▶ **Description of the task**
Reproduce every line of the listing as written, apart from the pictures.

########

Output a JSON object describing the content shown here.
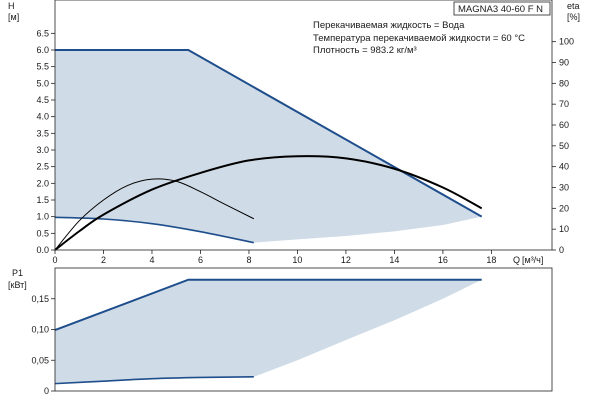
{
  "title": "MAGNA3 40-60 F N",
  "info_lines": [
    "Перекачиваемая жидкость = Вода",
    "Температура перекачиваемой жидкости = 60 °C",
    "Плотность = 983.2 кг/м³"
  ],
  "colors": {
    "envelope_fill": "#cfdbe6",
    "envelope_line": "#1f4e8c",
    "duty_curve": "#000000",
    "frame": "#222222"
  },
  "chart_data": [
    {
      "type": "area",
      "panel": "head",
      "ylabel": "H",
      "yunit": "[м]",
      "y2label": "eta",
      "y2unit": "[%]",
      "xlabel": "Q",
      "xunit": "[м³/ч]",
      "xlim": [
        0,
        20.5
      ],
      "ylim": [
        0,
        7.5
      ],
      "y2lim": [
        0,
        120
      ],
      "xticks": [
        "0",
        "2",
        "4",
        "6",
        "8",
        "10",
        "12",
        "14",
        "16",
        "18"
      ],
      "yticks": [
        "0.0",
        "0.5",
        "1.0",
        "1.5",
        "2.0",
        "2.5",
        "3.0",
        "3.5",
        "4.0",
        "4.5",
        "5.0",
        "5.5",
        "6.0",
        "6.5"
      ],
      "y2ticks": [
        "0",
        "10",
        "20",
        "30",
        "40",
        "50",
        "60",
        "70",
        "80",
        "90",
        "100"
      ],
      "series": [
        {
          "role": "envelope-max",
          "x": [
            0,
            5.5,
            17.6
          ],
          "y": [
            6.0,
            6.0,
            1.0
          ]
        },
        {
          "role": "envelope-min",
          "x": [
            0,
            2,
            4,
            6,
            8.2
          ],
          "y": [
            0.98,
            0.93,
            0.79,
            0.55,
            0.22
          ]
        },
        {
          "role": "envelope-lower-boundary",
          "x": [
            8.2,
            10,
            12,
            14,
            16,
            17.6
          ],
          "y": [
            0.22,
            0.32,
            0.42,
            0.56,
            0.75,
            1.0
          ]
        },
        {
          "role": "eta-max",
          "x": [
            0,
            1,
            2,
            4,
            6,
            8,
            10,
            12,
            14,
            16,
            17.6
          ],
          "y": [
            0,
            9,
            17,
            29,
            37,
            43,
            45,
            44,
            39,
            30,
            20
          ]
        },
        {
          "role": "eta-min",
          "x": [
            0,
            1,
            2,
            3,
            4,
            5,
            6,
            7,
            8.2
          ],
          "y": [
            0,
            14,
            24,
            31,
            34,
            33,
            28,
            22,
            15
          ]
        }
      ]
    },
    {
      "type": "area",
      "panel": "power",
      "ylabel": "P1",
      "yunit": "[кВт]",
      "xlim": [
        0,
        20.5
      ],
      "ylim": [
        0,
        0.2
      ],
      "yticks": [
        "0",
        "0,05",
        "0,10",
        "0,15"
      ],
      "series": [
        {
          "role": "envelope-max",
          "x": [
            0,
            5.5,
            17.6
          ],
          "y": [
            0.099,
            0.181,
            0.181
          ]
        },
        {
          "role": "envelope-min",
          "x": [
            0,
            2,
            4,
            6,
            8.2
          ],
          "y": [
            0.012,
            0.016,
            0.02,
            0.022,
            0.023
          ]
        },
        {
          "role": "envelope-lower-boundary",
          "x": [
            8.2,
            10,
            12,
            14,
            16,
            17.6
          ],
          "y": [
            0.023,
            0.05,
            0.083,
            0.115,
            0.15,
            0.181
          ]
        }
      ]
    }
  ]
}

########

▶ **Completed task**
Output a JSON object describing the content shown here.
{
  "title": "MAGNA3 40-60 F N",
  "info_lines": [
    "Перекачиваемая жидкость = Вода",
    "Температура перекачиваемой жидкости = 60 °C",
    "Плотность = 983.2 кг/м³"
  ],
  "colors": {
    "envelope_fill": "#cfdbe6",
    "envelope_line": "#1f4e8c",
    "duty_curve": "#000000",
    "frame": "#222222"
  },
  "chart_data": [
    {
      "type": "area",
      "panel": "head",
      "ylabel": "H",
      "yunit": "[м]",
      "y2label": "eta",
      "y2unit": "[%]",
      "xlabel": "Q",
      "xunit": "[м³/ч]",
      "xlim": [
        0,
        20.5
      ],
      "ylim": [
        0,
        7.5
      ],
      "y2lim": [
        0,
        120
      ],
      "xticks": [
        "0",
        "2",
        "4",
        "6",
        "8",
        "10",
        "12",
        "14",
        "16",
        "18"
      ],
      "yticks": [
        "0.0",
        "0.5",
        "1.0",
        "1.5",
        "2.0",
        "2.5",
        "3.0",
        "3.5",
        "4.0",
        "4.5",
        "5.0",
        "5.5",
        "6.0",
        "6.5"
      ],
      "y2ticks": [
        "0",
        "10",
        "20",
        "30",
        "40",
        "50",
        "60",
        "70",
        "80",
        "90",
        "100"
      ],
      "series": [
        {
          "role": "envelope-max",
          "x": [
            0,
            5.5,
            17.6
          ],
          "y": [
            6.0,
            6.0,
            1.0
          ]
        },
        {
          "role": "envelope-min",
          "x": [
            0,
            2,
            4,
            6,
            8.2
          ],
          "y": [
            0.98,
            0.93,
            0.79,
            0.55,
            0.22
          ]
        },
        {
          "role": "envelope-lower-boundary",
          "x": [
            8.2,
            10,
            12,
            14,
            16,
            17.6
          ],
          "y": [
            0.22,
            0.32,
            0.42,
            0.56,
            0.75,
            1.0
          ]
        },
        {
          "role": "eta-max",
          "x": [
            0,
            1,
            2,
            4,
            6,
            8,
            10,
            12,
            14,
            16,
            17.6
          ],
          "y": [
            0,
            9,
            17,
            29,
            37,
            43,
            45,
            44,
            39,
            30,
            20
          ]
        },
        {
          "role": "eta-min",
          "x": [
            0,
            1,
            2,
            3,
            4,
            5,
            6,
            7,
            8.2
          ],
          "y": [
            0,
            14,
            24,
            31,
            34,
            33,
            28,
            22,
            15
          ]
        }
      ]
    },
    {
      "type": "area",
      "panel": "power",
      "ylabel": "P1",
      "yunit": "[кВт]",
      "xlim": [
        0,
        20.5
      ],
      "ylim": [
        0,
        0.2
      ],
      "yticks": [
        "0",
        "0,05",
        "0,10",
        "0,15"
      ],
      "series": [
        {
          "role": "envelope-max",
          "x": [
            0,
            5.5,
            17.6
          ],
          "y": [
            0.099,
            0.181,
            0.181
          ]
        },
        {
          "role": "envelope-min",
          "x": [
            0,
            2,
            4,
            6,
            8.2
          ],
          "y": [
            0.012,
            0.016,
            0.02,
            0.022,
            0.023
          ]
        },
        {
          "role": "envelope-lower-boundary",
          "x": [
            8.2,
            10,
            12,
            14,
            16,
            17.6
          ],
          "y": [
            0.023,
            0.05,
            0.083,
            0.115,
            0.15,
            0.181
          ]
        }
      ]
    }
  ]
}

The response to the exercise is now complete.